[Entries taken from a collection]
↓↓↓

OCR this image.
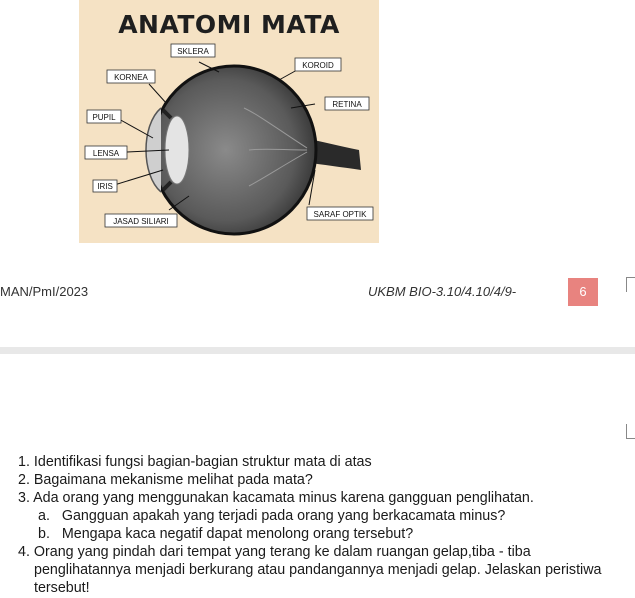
ANATOMI MATA
SKLERA
KOROID
KORNEA
RETINA
PUPIL
LENSA
IRIS
SARAF OPTIK
JASAD SILIARI
MAN/PmI/2023	UKBM BIO-3.10/4.10/4/9-	6

1. Identifikasi fungsi bagian-bagian struktur mata di atas

2. Bagaimana mekanisme melihat pada mata?

3. Ada orang yang menggunakan kacamata minus karena gangguan penglihatan.

a.   Gangguan apakah yang terjadi pada orang yang berkacamata minus?

b.   Mengapa kaca negatif dapat menolong orang tersebut?

4. Orang yang pindah dari tempat yang terang ke dalam ruangan gelap,tiba - tiba penglihatannya menjadi berkurang atau pandangannya menjadi gelap. Jelaskan peristiwa tersebut!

↑↑↑

- _Written request_
For the listing above, identify each line bearing "minus".

- _Right answer_
3. Ada orang yang menggunakan kacamata minus karena gangguan penglihatan.
a.   Gangguan apakah yang terjadi pada orang yang berkacamata minus?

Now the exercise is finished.